→ Exercise directions: Copy the lines of the layout region records below exactly as they appear, leaving the pictures out of your answer.

Layout region records
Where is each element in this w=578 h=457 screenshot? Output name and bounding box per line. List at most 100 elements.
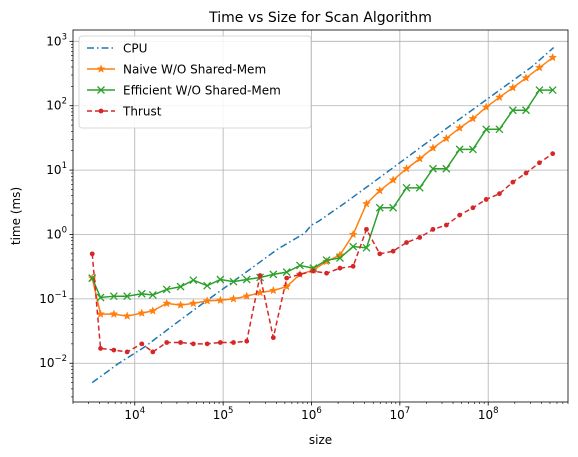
data-point — [269, 270, 278, 279]
data-point — [242, 275, 251, 284]
data-point — [548, 86, 557, 95]
series-1 — [87, 52, 558, 320]
data-point — [470, 205, 476, 211]
x-marker-stroke — [137, 289, 146, 298]
x-tick-label: 107 — [389, 406, 410, 422]
x-tick-label: 104 — [124, 406, 145, 422]
legend-label: Naive W/O Shared-Mem — [123, 63, 266, 77]
x-marker-stroke — [482, 125, 491, 134]
data-point — [508, 106, 517, 115]
x-marker-stroke — [335, 254, 344, 263]
legend-label: CPU — [123, 42, 147, 56]
x-marker-stroke — [548, 86, 557, 95]
series-line — [91, 89, 553, 299]
data-point — [361, 199, 371, 208]
x-marker-stroke — [508, 106, 517, 115]
data-point — [362, 243, 371, 252]
data-point — [350, 263, 356, 269]
ticks: 104 105 106 107 108 10−2 10−1 100 101 102 103 — [39, 32, 569, 422]
x-tick-label: 105 — [213, 406, 234, 422]
data-point — [548, 52, 558, 62]
data-point — [428, 143, 438, 152]
data-point — [137, 308, 147, 317]
x-marker-stroke — [176, 282, 185, 291]
x-marker-stroke — [375, 203, 384, 212]
data-point — [534, 62, 544, 72]
data-point — [295, 261, 304, 270]
data-point — [415, 154, 425, 163]
x-marker-stroke — [389, 203, 398, 212]
x-marker-stroke — [415, 183, 424, 192]
x-marker-stroke — [282, 268, 291, 277]
data-point — [215, 295, 225, 305]
x-marker-stroke — [428, 164, 437, 173]
data-point — [349, 242, 358, 251]
data-point — [375, 185, 385, 195]
x-marker-stroke — [455, 145, 464, 154]
data-point — [96, 293, 105, 302]
data-point — [190, 341, 196, 347]
x-marker-stroke — [269, 270, 278, 279]
data-point — [348, 229, 358, 239]
data-point — [109, 292, 118, 301]
data-point — [309, 264, 318, 273]
data-point — [550, 151, 556, 157]
data-point — [123, 292, 132, 301]
data-point — [322, 256, 331, 265]
data-point — [270, 335, 276, 341]
data-point — [96, 64, 106, 73]
x-marker-stroke — [522, 106, 530, 115]
data-point — [428, 164, 437, 173]
x-marker-stroke — [309, 264, 318, 273]
plot-frame — [72, 29, 569, 403]
data-point — [244, 338, 250, 344]
data-point — [375, 203, 384, 212]
y-tick-label: 102 — [46, 97, 67, 113]
series-0 — [91, 47, 555, 384]
data-point — [148, 306, 158, 315]
data-point — [124, 349, 130, 355]
legend-box — [78, 35, 312, 129]
legend-label: Efficient W/O Shared-Mem — [123, 84, 281, 98]
data-point — [388, 175, 398, 184]
data-point — [229, 294, 238, 303]
legend: CPU Naive W/O Shared-Mem Efficient W/O Sha… — [78, 35, 312, 129]
data-point — [324, 270, 329, 276]
y-axis-label: time (ms) — [9, 187, 23, 245]
data-point — [389, 203, 398, 212]
data-point — [537, 160, 542, 166]
x-marker-stroke — [402, 183, 411, 192]
series-2 — [88, 86, 557, 302]
data-point — [111, 347, 117, 353]
data-point — [522, 106, 530, 115]
series-line — [91, 56, 554, 317]
data-point — [455, 123, 465, 132]
data-point — [521, 73, 531, 82]
data-point — [89, 251, 95, 257]
data-point — [441, 133, 451, 143]
data-point — [481, 102, 491, 111]
x-marker-stroke — [229, 277, 238, 286]
data-point — [268, 285, 278, 295]
data-point — [377, 251, 383, 257]
x-marker-stroke — [96, 293, 105, 302]
series-line — [91, 153, 554, 353]
data-point — [468, 113, 478, 123]
data-point — [109, 309, 119, 318]
x-marker-stroke — [216, 275, 225, 284]
data-point — [415, 183, 424, 192]
data-point — [495, 125, 504, 134]
data-point — [137, 289, 146, 298]
x-tick-label: 106 — [301, 406, 322, 422]
data-point — [442, 164, 451, 173]
data-point — [257, 273, 263, 278]
series-3 — [89, 151, 556, 355]
data-point — [497, 191, 502, 197]
data-point — [148, 290, 157, 299]
data-point — [98, 108, 104, 114]
data-point — [483, 197, 489, 202]
data-point — [203, 281, 212, 290]
data-point — [282, 281, 292, 291]
data-point — [162, 285, 171, 294]
data-point — [217, 340, 223, 345]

→ Output of the task:
Where is each element in this w=578 h=457 screenshot? Output name and bounding box per line. List at most 100 elements.
data-point — [269, 270, 278, 279]
data-point — [242, 275, 251, 284]
data-point — [548, 86, 557, 95]
series-1 — [87, 52, 558, 320]
data-point — [470, 205, 476, 211]
x-marker-stroke — [137, 289, 146, 298]
x-tick-label: 107 — [389, 406, 410, 422]
x-tick-label: 104 — [124, 406, 145, 422]
legend-label: Naive W/O Shared-Mem — [123, 63, 266, 77]
x-marker-stroke — [482, 125, 491, 134]
data-point — [508, 106, 517, 115]
x-marker-stroke — [335, 254, 344, 263]
legend-label: CPU — [123, 42, 147, 56]
x-marker-stroke — [548, 86, 557, 95]
series-line — [91, 89, 553, 299]
data-point — [361, 199, 371, 208]
x-marker-stroke — [508, 106, 517, 115]
data-point — [362, 243, 371, 252]
data-point — [350, 263, 356, 269]
ticks: 104 105 106 107 108 10−2 10−1 100 101 102 103 — [39, 32, 569, 422]
x-tick-label: 105 — [213, 406, 234, 422]
data-point — [548, 52, 558, 62]
data-point — [428, 143, 438, 152]
data-point — [137, 308, 147, 317]
x-marker-stroke — [176, 282, 185, 291]
x-marker-stroke — [375, 203, 384, 212]
data-point — [534, 62, 544, 72]
data-point — [295, 261, 304, 270]
data-point — [415, 154, 425, 163]
x-marker-stroke — [389, 203, 398, 212]
x-marker-stroke — [415, 183, 424, 192]
x-marker-stroke — [282, 268, 291, 277]
data-point — [215, 295, 225, 305]
x-marker-stroke — [428, 164, 437, 173]
data-point — [349, 242, 358, 251]
data-point — [375, 185, 385, 195]
x-marker-stroke — [455, 145, 464, 154]
data-point — [96, 293, 105, 302]
data-point — [190, 341, 196, 347]
x-marker-stroke — [269, 270, 278, 279]
data-point — [348, 229, 358, 239]
data-point — [109, 292, 118, 301]
data-point — [309, 264, 318, 273]
data-point — [550, 151, 556, 157]
data-point — [123, 292, 132, 301]
data-point — [322, 256, 331, 265]
data-point — [270, 335, 276, 341]
data-point — [96, 64, 106, 73]
x-marker-stroke — [522, 106, 530, 115]
data-point — [428, 164, 437, 173]
x-marker-stroke — [309, 264, 318, 273]
plot-frame — [72, 29, 569, 403]
data-point — [244, 338, 250, 344]
data-point — [375, 203, 384, 212]
y-tick-label: 102 — [46, 97, 67, 113]
series-0 — [91, 47, 555, 384]
data-point — [148, 306, 158, 315]
data-point — [124, 349, 130, 355]
legend-box — [78, 35, 312, 129]
legend-label: Efficient W/O Shared-Mem — [123, 84, 281, 98]
data-point — [388, 175, 398, 184]
data-point — [229, 294, 238, 303]
legend: CPU Naive W/O Shared-Mem Efficient W/O Sha… — [78, 35, 312, 129]
data-point — [324, 270, 329, 276]
y-axis-label: time (ms) — [9, 187, 23, 245]
data-point — [389, 203, 398, 212]
data-point — [537, 160, 542, 166]
x-marker-stroke — [402, 183, 411, 192]
series-2 — [88, 86, 557, 302]
data-point — [111, 347, 117, 353]
data-point — [522, 106, 530, 115]
series-line — [91, 56, 554, 317]
data-point — [455, 123, 465, 132]
data-point — [521, 73, 531, 82]
data-point — [89, 251, 95, 257]
data-point — [441, 133, 451, 143]
data-point — [481, 102, 491, 111]
x-marker-stroke — [229, 277, 238, 286]
data-point — [268, 285, 278, 295]
data-point — [377, 251, 383, 257]
x-marker-stroke — [96, 293, 105, 302]
series-line — [91, 153, 554, 353]
data-point — [468, 113, 478, 123]
data-point — [109, 309, 119, 318]
x-marker-stroke — [216, 275, 225, 284]
data-point — [415, 183, 424, 192]
data-point — [495, 125, 504, 134]
data-point — [137, 289, 146, 298]
x-tick-label: 106 — [301, 406, 322, 422]
data-point — [442, 164, 451, 173]
data-point — [257, 273, 263, 278]
series-3 — [89, 151, 556, 355]
data-point — [497, 191, 502, 197]
data-point — [148, 290, 157, 299]
data-point — [98, 108, 104, 114]
data-point — [483, 197, 489, 202]
data-point — [203, 281, 212, 290]
data-point — [282, 281, 292, 291]
data-point — [162, 285, 171, 294]
data-point — [217, 340, 223, 345]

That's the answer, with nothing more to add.